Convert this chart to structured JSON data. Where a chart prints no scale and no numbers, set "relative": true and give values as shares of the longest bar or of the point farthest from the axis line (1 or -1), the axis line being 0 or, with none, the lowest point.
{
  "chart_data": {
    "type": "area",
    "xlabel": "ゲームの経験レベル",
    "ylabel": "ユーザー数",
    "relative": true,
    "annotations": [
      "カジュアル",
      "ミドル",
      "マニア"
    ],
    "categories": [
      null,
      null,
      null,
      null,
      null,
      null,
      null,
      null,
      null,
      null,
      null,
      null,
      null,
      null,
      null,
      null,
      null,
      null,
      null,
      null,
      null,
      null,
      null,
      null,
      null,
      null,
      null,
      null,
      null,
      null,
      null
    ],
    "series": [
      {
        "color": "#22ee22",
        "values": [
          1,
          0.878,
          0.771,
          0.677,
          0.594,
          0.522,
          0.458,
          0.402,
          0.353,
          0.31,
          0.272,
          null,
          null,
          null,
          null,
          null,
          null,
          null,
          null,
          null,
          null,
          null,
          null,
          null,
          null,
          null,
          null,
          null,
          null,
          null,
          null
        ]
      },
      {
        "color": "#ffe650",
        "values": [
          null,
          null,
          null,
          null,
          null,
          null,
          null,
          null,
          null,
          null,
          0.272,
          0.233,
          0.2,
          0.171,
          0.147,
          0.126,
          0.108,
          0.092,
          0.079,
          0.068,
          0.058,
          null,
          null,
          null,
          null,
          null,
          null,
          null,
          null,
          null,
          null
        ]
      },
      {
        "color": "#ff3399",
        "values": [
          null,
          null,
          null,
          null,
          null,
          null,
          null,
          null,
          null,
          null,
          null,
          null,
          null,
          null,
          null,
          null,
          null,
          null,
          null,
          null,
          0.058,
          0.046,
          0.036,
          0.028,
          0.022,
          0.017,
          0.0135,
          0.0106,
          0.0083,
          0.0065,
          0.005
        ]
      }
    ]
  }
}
= = =
→ Work to complete: Restate each entry exactly, skipping none.

→ Right answer:
Convert this chart to structured JSON data. Where a chart prints no scale and no numbers, set "relative": true and give values as shares of the longest bar or of the point farthest from the axis line (1 or -1), the axis line being 0 or, with none, the lowest point.
{
  "chart_data": {
    "type": "area",
    "xlabel": "ゲームの経験レベル",
    "ylabel": "ユーザー数",
    "relative": true,
    "annotations": [
      "カジュアル",
      "ミドル",
      "マニア"
    ],
    "categories": [
      null,
      null,
      null,
      null,
      null,
      null,
      null,
      null,
      null,
      null,
      null,
      null,
      null,
      null,
      null,
      null,
      null,
      null,
      null,
      null,
      null,
      null,
      null,
      null,
      null,
      null,
      null,
      null,
      null,
      null,
      null
    ],
    "series": [
      {
        "color": "#22ee22",
        "values": [
          1,
          0.878,
          0.771,
          0.677,
          0.594,
          0.522,
          0.458,
          0.402,
          0.353,
          0.31,
          0.272,
          null,
          null,
          null,
          null,
          null,
          null,
          null,
          null,
          null,
          null,
          null,
          null,
          null,
          null,
          null,
          null,
          null,
          null,
          null,
          null
        ]
      },
      {
        "color": "#ffe650",
        "values": [
          null,
          null,
          null,
          null,
          null,
          null,
          null,
          null,
          null,
          null,
          0.272,
          0.233,
          0.2,
          0.171,
          0.147,
          0.126,
          0.108,
          0.092,
          0.079,
          0.068,
          0.058,
          null,
          null,
          null,
          null,
          null,
          null,
          null,
          null,
          null,
          null
        ]
      },
      {
        "color": "#ff3399",
        "values": [
          null,
          null,
          null,
          null,
          null,
          null,
          null,
          null,
          null,
          null,
          null,
          null,
          null,
          null,
          null,
          null,
          null,
          null,
          null,
          null,
          0.058,
          0.046,
          0.036,
          0.028,
          0.022,
          0.017,
          0.0135,
          0.0106,
          0.0083,
          0.0065,
          0.005
        ]
      }
    ]
  }
}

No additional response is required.